[Data entries]
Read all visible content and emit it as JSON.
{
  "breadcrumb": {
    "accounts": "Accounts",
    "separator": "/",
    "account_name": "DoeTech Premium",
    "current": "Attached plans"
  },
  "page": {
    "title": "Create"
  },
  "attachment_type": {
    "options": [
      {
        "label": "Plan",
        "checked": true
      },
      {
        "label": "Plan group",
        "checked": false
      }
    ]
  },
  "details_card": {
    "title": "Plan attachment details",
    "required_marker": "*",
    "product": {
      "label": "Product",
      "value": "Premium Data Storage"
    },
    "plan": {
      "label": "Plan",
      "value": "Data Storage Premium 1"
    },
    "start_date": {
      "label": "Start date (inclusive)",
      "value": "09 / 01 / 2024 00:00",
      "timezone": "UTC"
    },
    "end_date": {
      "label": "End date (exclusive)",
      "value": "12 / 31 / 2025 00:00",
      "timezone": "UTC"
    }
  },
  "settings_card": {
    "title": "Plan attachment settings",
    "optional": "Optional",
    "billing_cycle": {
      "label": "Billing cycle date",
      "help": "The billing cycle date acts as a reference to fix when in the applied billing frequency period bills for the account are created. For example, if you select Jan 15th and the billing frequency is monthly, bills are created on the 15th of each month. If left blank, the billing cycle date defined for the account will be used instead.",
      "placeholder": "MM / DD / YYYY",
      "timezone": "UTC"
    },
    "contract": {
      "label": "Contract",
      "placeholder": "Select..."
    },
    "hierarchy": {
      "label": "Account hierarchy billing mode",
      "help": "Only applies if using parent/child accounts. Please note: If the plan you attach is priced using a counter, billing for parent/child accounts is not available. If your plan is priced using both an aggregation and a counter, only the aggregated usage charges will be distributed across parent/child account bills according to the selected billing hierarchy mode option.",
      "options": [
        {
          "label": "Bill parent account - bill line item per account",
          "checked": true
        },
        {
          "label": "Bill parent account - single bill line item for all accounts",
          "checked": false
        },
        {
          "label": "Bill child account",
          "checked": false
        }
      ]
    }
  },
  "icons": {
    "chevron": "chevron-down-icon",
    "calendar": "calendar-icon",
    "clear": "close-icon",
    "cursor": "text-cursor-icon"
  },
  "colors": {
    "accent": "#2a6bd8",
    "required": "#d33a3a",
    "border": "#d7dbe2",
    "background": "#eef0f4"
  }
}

EXERCISE BRIEF
Reproduce every line above without error.

ANSWER IN FULL
Read all visible content and emit it as JSON.
{
  "breadcrumb": {
    "accounts": "Accounts",
    "separator": "/",
    "account_name": "DoeTech Premium",
    "current": "Attached plans"
  },
  "page": {
    "title": "Create"
  },
  "attachment_type": {
    "options": [
      {
        "label": "Plan",
        "checked": true
      },
      {
        "label": "Plan group",
        "checked": false
      }
    ]
  },
  "details_card": {
    "title": "Plan attachment details",
    "required_marker": "*",
    "product": {
      "label": "Product",
      "value": "Premium Data Storage"
    },
    "plan": {
      "label": "Plan",
      "value": "Data Storage Premium 1"
    },
    "start_date": {
      "label": "Start date (inclusive)",
      "value": "09 / 01 / 2024 00:00",
      "timezone": "UTC"
    },
    "end_date": {
      "label": "End date (exclusive)",
      "value": "12 / 31 / 2025 00:00",
      "timezone": "UTC"
    }
  },
  "settings_card": {
    "title": "Plan attachment settings",
    "optional": "Optional",
    "billing_cycle": {
      "label": "Billing cycle date",
      "help": "The billing cycle date acts as a reference to fix when in the applied billing frequency period bills for the account are created. For example, if you select Jan 15th and the billing frequency is monthly, bills are created on the 15th of each month. If left blank, the billing cycle date defined for the account will be used instead.",
      "placeholder": "MM / DD / YYYY",
      "timezone": "UTC"
    },
    "contract": {
      "label": "Contract",
      "placeholder": "Select..."
    },
    "hierarchy": {
      "label": "Account hierarchy billing mode",
      "help": "Only applies if using parent/child accounts. Please note: If the plan you attach is priced using a counter, billing for parent/child accounts is not available. If your plan is priced using both an aggregation and a counter, only the aggregated usage charges will be distributed across parent/child account bills according to the selected billing hierarchy mode option.",
      "options": [
        {
          "label": "Bill parent account - bill line item per account",
          "checked": true
        },
        {
          "label": "Bill parent account - single bill line item for all accounts",
          "checked": false
        },
        {
          "label": "Bill child account",
          "checked": false
        }
      ]
    }
  },
  "icons": {
    "chevron": "chevron-down-icon",
    "calendar": "calendar-icon",
    "clear": "close-icon",
    "cursor": "text-cursor-icon"
  },
  "colors": {
    "accent": "#2a6bd8",
    "required": "#d33a3a",
    "border": "#d7dbe2",
    "background": "#eef0f4"
  }
}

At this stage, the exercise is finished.